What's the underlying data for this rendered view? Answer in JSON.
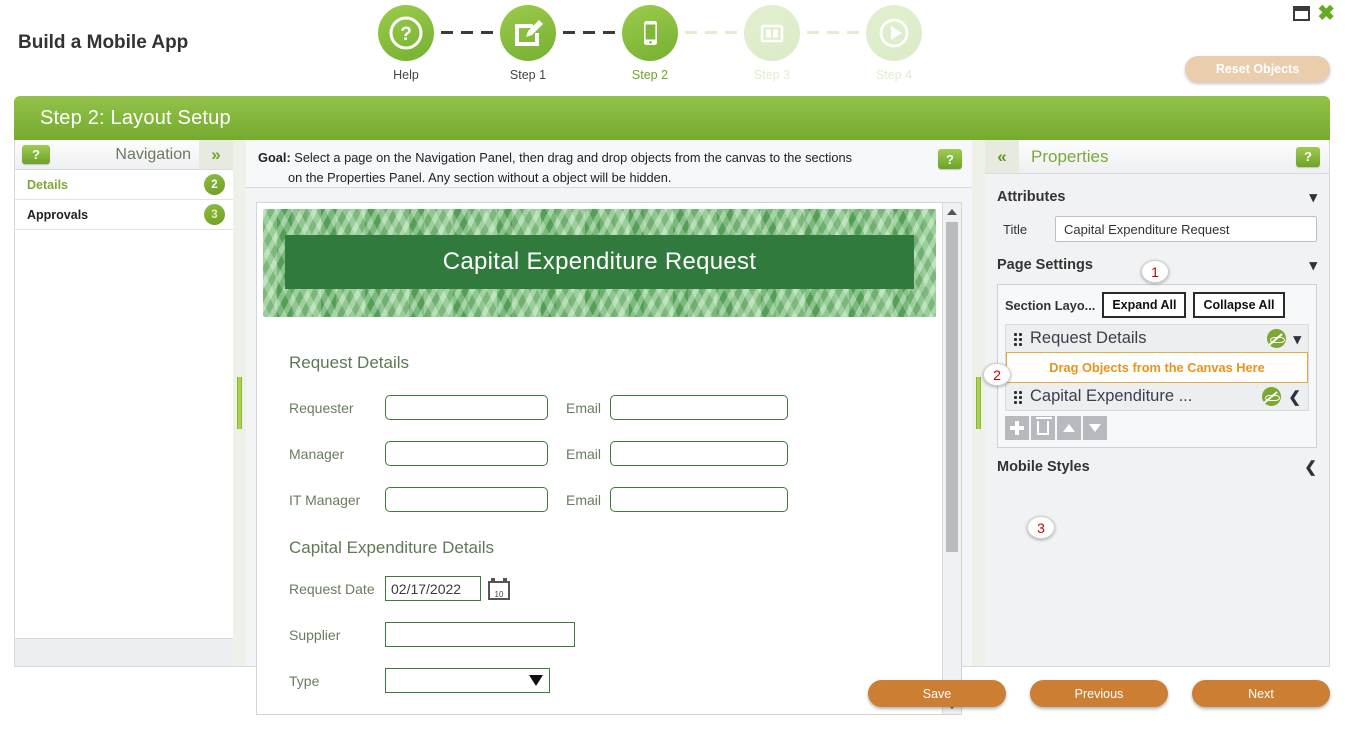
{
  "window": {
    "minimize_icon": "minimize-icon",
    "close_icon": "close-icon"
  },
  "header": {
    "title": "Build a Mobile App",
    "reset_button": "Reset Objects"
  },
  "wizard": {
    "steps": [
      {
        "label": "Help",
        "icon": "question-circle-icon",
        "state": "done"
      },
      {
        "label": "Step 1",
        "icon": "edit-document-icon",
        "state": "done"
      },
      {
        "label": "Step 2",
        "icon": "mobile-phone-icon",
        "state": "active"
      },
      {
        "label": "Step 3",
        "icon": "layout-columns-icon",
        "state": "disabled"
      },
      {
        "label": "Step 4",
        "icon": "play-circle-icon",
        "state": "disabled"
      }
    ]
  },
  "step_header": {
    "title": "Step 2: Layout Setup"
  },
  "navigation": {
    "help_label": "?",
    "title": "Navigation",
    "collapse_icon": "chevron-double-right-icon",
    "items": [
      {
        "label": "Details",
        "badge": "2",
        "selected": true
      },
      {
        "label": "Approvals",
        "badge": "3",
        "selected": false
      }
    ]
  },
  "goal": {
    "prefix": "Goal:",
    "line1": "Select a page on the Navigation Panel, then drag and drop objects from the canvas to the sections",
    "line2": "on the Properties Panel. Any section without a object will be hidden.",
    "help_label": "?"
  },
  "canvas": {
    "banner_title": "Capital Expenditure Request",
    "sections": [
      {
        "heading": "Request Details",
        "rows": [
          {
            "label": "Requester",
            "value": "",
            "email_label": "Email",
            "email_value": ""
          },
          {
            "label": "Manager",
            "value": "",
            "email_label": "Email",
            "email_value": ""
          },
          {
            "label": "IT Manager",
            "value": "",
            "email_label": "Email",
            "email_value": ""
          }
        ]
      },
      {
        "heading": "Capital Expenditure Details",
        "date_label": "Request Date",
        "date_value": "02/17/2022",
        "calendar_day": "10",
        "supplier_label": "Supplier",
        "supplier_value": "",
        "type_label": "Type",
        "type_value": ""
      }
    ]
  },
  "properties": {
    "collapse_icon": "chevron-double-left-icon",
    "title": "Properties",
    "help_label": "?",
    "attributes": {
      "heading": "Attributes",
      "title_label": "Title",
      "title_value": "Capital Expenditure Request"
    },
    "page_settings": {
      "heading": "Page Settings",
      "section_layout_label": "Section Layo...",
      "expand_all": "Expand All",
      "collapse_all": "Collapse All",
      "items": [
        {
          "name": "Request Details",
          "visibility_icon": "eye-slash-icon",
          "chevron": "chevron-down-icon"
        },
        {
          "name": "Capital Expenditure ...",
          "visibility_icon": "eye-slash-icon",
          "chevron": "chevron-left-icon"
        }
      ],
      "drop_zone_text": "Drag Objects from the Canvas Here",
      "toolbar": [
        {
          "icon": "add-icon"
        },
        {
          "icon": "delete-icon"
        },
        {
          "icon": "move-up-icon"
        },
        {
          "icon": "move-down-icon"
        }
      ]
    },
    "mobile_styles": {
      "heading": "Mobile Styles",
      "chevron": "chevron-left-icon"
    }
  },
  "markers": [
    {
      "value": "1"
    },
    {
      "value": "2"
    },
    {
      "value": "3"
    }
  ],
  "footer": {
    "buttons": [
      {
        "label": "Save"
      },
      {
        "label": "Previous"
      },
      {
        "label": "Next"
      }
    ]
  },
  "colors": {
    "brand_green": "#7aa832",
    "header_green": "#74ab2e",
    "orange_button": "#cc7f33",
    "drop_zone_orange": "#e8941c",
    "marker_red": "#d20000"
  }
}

= = = =

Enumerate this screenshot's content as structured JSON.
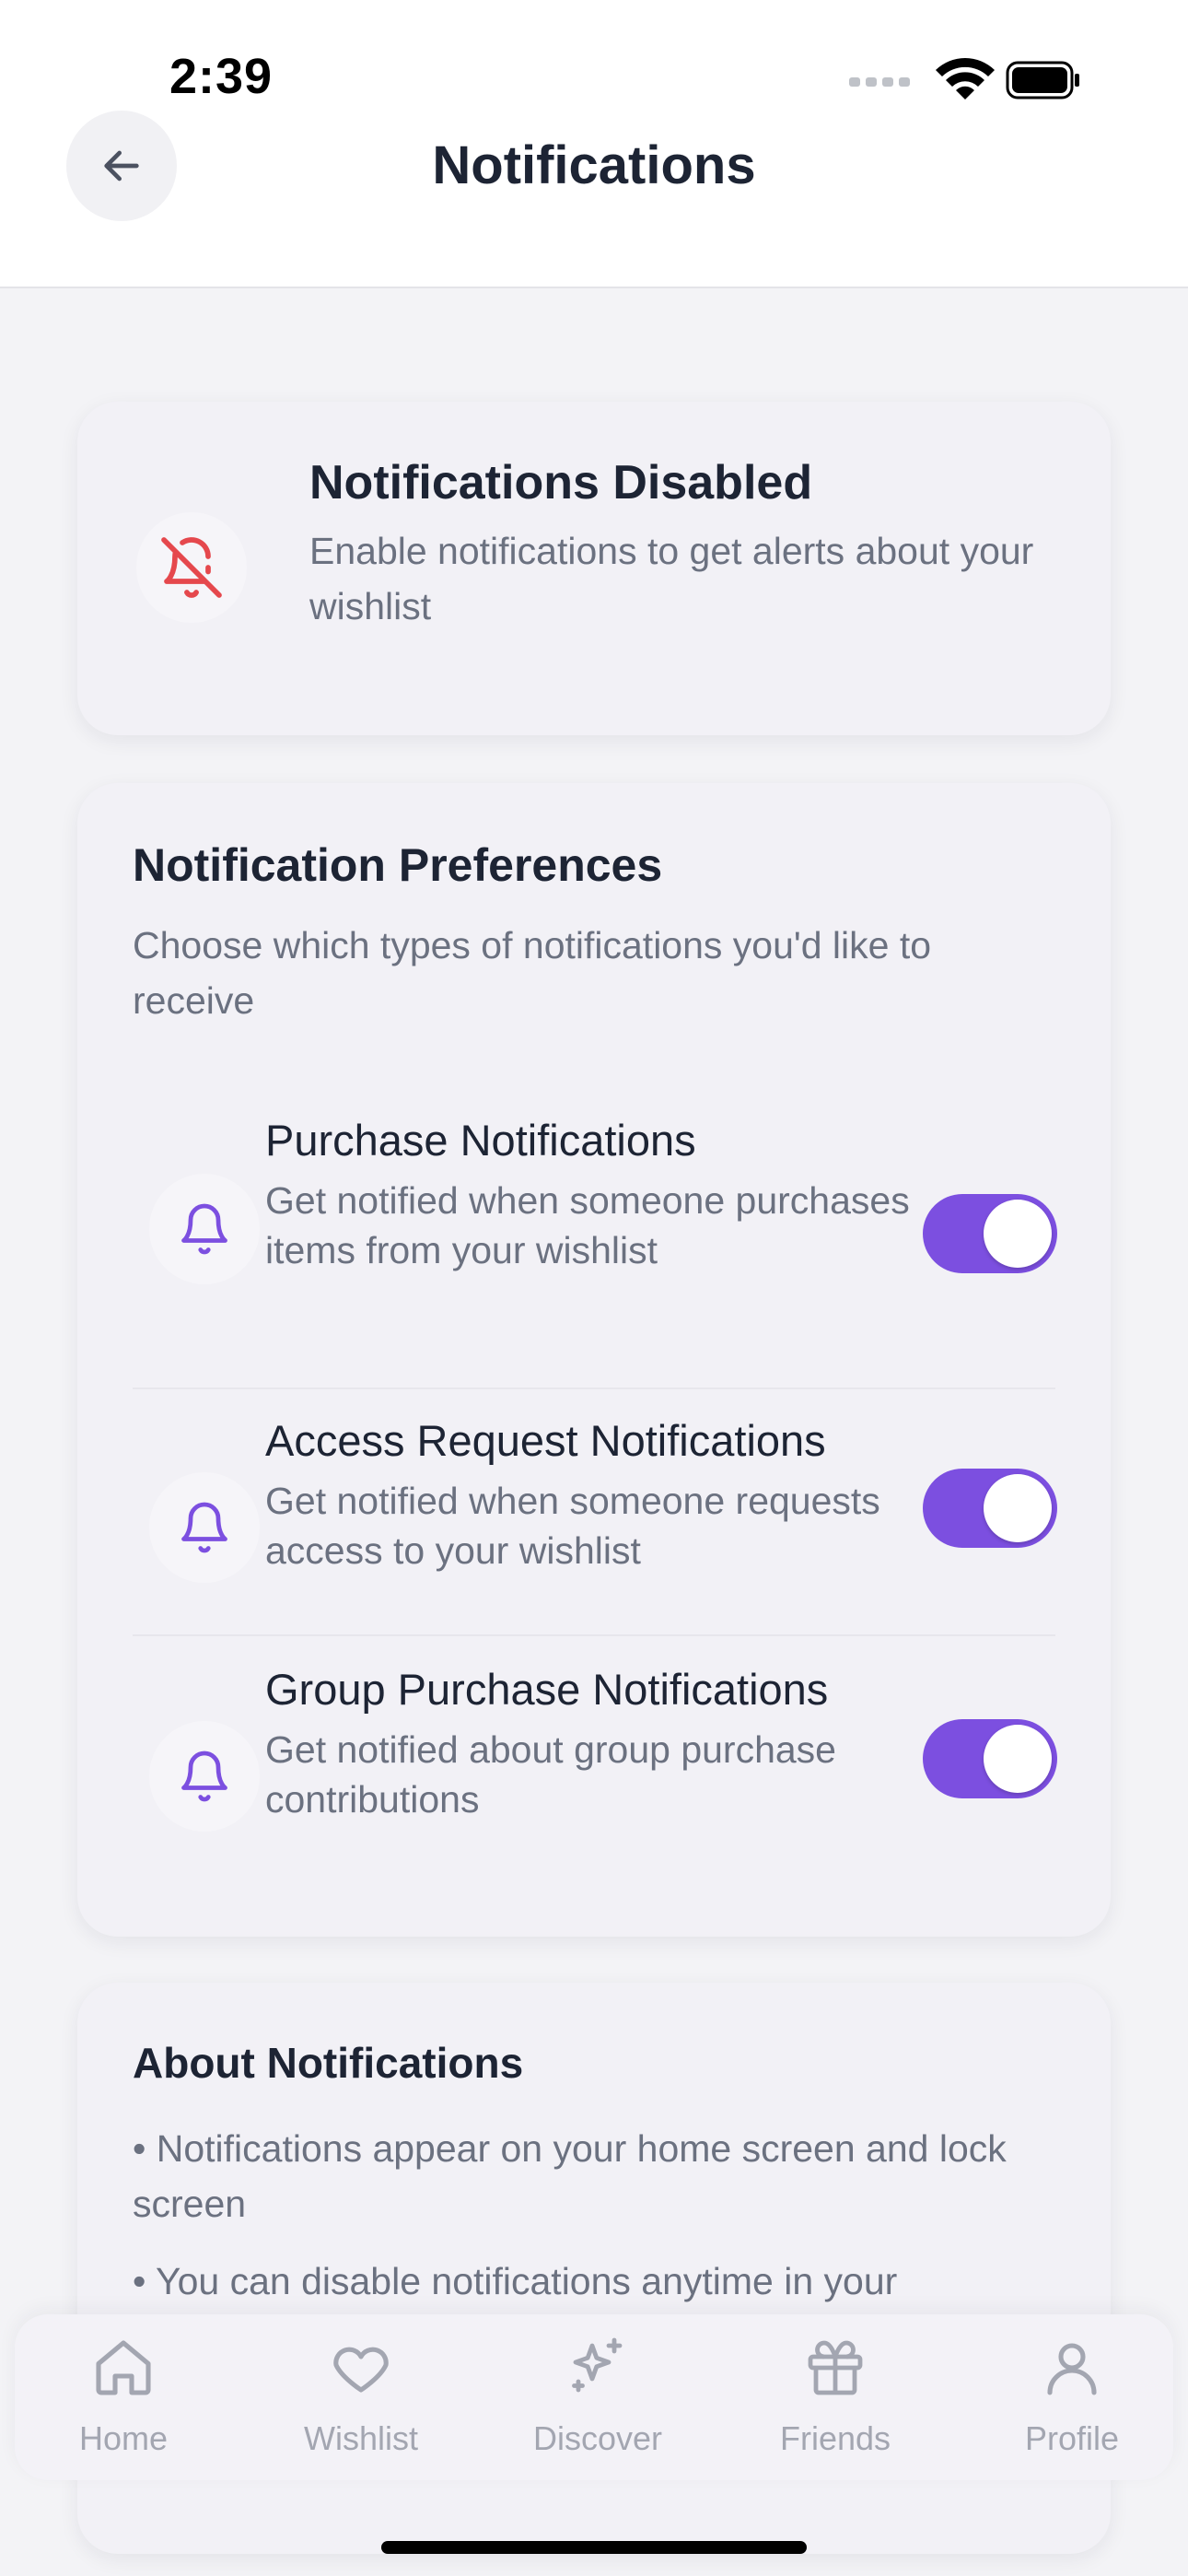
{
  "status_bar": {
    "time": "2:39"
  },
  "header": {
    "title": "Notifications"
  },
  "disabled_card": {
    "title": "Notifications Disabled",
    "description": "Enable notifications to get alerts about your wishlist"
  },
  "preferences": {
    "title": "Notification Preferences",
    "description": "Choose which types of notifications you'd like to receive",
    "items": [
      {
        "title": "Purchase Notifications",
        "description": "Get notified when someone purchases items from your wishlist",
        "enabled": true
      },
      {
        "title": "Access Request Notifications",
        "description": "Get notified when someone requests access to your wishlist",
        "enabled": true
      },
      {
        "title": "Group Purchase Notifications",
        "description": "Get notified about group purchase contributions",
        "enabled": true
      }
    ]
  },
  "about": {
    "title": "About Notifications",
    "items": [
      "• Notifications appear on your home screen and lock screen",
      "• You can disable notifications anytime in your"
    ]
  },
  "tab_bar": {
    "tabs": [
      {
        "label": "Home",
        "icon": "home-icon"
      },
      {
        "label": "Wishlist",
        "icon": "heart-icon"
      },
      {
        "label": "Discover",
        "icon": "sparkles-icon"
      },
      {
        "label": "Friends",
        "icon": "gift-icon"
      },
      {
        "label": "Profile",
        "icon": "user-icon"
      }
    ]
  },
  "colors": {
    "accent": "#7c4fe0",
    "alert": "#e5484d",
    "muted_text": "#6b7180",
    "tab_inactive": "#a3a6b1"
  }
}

= = = =

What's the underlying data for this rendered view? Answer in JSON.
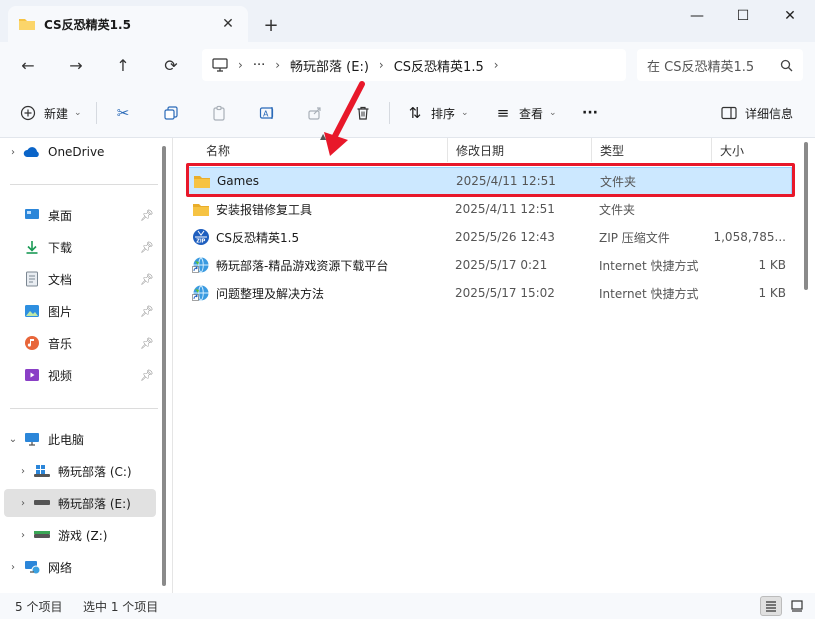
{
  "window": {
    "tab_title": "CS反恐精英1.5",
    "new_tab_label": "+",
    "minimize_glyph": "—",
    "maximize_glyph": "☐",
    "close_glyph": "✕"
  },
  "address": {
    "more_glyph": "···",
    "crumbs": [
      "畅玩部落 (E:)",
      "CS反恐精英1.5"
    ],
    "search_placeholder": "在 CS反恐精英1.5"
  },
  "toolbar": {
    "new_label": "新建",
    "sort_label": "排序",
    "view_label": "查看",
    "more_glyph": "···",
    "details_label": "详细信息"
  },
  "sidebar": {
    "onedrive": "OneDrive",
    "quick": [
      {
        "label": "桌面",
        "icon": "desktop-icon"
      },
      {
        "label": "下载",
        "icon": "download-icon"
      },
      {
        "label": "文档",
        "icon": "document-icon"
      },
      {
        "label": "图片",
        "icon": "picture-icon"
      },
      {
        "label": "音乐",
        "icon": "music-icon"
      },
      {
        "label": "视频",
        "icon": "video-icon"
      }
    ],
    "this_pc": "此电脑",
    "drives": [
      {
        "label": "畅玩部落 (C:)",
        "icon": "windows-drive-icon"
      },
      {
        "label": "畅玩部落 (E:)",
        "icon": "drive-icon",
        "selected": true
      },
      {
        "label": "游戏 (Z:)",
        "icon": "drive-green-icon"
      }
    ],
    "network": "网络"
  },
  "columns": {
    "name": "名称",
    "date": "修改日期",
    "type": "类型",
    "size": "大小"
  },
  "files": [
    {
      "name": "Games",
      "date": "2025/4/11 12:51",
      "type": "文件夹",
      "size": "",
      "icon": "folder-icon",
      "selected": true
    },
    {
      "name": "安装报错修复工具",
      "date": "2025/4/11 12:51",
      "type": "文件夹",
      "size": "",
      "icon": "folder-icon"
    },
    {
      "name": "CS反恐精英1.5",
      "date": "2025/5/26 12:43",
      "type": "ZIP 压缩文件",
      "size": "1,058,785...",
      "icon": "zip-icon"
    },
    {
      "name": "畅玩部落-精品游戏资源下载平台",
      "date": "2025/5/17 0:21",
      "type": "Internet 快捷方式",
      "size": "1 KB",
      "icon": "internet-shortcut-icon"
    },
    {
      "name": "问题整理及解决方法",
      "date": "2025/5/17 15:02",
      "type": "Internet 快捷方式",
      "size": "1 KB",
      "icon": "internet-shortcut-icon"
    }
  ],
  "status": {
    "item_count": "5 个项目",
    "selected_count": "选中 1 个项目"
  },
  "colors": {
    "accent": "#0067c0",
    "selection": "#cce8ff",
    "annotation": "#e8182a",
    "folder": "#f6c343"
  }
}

= = = =

__THE REQUEST__. Give the number of lines in the entries that hold the word "Capital", and nothing else.

__OUTPUT OF THE TASK__. 4